Your goal: Present each line of the entries below that holds the word "JSON".

__________________________________________________

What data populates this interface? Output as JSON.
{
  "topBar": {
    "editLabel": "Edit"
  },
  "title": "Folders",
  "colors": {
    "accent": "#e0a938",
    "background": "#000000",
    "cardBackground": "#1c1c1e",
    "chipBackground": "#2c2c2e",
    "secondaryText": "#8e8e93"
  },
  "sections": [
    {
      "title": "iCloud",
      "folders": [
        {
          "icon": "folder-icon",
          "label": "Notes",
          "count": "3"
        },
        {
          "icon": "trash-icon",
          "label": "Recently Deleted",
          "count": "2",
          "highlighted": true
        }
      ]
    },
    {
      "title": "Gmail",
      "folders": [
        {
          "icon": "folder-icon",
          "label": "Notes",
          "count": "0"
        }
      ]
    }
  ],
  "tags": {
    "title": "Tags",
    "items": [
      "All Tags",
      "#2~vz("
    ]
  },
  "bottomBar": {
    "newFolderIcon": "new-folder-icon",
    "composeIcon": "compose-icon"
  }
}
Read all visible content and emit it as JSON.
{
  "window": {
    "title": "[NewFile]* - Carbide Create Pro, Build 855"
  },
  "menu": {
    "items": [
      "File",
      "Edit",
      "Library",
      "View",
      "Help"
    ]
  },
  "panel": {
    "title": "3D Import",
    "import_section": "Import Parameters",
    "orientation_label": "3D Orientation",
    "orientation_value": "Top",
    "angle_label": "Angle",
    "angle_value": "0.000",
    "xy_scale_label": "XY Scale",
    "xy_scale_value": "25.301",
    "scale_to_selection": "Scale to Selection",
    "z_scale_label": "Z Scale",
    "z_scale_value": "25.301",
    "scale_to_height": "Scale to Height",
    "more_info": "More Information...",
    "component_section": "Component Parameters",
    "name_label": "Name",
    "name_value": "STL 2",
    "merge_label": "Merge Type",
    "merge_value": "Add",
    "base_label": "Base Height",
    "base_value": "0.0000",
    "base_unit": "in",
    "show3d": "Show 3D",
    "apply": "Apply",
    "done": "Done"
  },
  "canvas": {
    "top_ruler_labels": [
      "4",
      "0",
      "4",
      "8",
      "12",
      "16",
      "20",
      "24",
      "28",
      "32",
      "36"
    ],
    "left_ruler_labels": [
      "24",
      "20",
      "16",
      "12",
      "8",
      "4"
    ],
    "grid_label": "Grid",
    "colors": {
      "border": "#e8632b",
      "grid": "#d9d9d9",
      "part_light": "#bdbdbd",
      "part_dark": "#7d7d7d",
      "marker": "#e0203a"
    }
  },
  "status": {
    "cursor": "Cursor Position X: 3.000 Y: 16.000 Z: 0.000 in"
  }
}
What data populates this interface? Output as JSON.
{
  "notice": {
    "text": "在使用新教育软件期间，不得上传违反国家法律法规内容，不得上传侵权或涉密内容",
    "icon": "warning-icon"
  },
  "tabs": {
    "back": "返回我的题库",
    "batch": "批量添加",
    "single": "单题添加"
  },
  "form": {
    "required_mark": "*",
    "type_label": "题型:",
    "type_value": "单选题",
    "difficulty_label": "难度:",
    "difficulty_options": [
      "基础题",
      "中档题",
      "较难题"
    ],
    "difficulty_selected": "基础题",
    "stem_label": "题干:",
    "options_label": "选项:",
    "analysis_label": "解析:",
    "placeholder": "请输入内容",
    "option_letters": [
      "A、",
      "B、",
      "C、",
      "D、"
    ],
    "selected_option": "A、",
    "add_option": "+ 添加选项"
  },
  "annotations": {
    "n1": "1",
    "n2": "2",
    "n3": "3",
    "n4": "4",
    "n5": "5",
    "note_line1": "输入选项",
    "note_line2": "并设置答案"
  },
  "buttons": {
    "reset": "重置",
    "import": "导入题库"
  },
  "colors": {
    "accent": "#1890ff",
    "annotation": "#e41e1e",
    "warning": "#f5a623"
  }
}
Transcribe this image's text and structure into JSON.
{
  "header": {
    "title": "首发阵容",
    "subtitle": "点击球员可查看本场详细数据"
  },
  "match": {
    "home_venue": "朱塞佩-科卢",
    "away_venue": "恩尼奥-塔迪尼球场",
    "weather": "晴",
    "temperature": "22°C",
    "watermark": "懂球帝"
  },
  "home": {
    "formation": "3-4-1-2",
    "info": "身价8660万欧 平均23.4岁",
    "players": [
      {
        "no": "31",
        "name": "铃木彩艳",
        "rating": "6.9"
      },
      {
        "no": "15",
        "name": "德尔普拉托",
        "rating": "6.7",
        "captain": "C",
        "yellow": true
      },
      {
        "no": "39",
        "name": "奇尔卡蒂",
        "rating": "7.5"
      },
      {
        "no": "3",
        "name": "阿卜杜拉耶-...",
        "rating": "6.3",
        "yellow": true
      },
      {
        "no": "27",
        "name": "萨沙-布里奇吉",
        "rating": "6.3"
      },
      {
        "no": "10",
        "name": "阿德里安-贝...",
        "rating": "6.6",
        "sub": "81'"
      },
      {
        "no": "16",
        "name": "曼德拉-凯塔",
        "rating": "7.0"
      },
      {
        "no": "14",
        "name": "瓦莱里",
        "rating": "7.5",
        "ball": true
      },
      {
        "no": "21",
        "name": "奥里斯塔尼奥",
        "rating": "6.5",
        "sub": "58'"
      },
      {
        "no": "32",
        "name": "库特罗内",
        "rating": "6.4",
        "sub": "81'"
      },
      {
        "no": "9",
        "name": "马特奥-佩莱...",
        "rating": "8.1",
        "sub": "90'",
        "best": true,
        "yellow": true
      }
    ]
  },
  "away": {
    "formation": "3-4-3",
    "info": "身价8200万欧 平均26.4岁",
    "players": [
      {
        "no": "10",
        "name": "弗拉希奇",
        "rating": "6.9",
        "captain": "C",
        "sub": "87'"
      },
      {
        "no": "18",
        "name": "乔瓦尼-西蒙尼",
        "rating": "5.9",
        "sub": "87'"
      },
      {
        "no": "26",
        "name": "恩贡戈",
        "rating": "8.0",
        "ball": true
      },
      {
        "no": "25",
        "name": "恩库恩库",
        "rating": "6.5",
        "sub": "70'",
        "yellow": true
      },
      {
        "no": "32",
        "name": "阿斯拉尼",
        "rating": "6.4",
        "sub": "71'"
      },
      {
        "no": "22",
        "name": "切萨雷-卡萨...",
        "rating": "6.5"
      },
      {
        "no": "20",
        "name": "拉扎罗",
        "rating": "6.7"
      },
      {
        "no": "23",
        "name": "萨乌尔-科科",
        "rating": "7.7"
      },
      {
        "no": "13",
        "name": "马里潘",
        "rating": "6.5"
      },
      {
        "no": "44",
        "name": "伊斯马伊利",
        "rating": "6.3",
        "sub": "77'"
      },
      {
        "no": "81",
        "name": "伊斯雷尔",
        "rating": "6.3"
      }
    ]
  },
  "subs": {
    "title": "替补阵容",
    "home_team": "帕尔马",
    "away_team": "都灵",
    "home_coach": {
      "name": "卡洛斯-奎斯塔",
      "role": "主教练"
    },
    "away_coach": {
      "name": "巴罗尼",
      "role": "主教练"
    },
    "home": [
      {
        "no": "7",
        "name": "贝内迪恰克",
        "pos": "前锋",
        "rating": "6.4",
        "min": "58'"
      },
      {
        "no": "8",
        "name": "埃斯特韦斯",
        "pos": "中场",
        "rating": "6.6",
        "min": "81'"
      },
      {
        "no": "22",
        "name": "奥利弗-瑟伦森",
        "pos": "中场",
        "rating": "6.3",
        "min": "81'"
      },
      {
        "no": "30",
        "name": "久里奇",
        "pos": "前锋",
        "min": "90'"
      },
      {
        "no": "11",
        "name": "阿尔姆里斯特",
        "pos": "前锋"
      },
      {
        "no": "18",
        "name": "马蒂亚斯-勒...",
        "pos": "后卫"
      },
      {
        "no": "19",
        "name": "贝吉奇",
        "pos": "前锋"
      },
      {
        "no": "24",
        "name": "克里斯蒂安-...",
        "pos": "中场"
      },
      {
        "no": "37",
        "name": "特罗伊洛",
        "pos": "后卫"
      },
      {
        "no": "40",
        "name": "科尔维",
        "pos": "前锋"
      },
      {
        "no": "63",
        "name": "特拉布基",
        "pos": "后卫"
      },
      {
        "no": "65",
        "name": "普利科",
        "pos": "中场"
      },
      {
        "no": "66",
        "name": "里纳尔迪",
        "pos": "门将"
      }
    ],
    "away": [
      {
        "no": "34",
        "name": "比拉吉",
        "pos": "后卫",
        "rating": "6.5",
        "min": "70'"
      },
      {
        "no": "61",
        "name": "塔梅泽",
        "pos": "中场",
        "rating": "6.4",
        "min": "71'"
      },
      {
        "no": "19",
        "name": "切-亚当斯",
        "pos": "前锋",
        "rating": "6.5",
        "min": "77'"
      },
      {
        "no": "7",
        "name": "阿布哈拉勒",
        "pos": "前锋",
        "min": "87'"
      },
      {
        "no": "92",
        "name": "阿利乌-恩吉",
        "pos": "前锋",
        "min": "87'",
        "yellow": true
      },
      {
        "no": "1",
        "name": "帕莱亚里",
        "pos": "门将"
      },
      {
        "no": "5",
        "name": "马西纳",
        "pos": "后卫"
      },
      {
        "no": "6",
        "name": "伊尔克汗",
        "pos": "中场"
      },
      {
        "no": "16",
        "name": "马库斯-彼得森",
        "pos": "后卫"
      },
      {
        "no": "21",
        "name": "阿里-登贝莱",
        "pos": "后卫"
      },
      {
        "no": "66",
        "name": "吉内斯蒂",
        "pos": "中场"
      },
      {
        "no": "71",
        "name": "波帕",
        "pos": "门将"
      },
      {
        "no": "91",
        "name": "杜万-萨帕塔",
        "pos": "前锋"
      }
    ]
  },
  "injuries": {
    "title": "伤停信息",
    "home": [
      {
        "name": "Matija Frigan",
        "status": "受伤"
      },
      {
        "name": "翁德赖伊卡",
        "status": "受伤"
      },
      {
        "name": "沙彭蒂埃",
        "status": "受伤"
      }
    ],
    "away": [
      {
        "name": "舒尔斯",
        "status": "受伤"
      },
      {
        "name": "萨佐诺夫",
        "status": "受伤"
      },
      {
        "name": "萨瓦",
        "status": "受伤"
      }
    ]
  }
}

__________________________________________________

Result of this exercise:
What data populates this interface? Output as JSON.
Read all visible content and emit it as JSON.
What data populates this interface? Output as JSON.
Transcribe this image's text and structure into JSON.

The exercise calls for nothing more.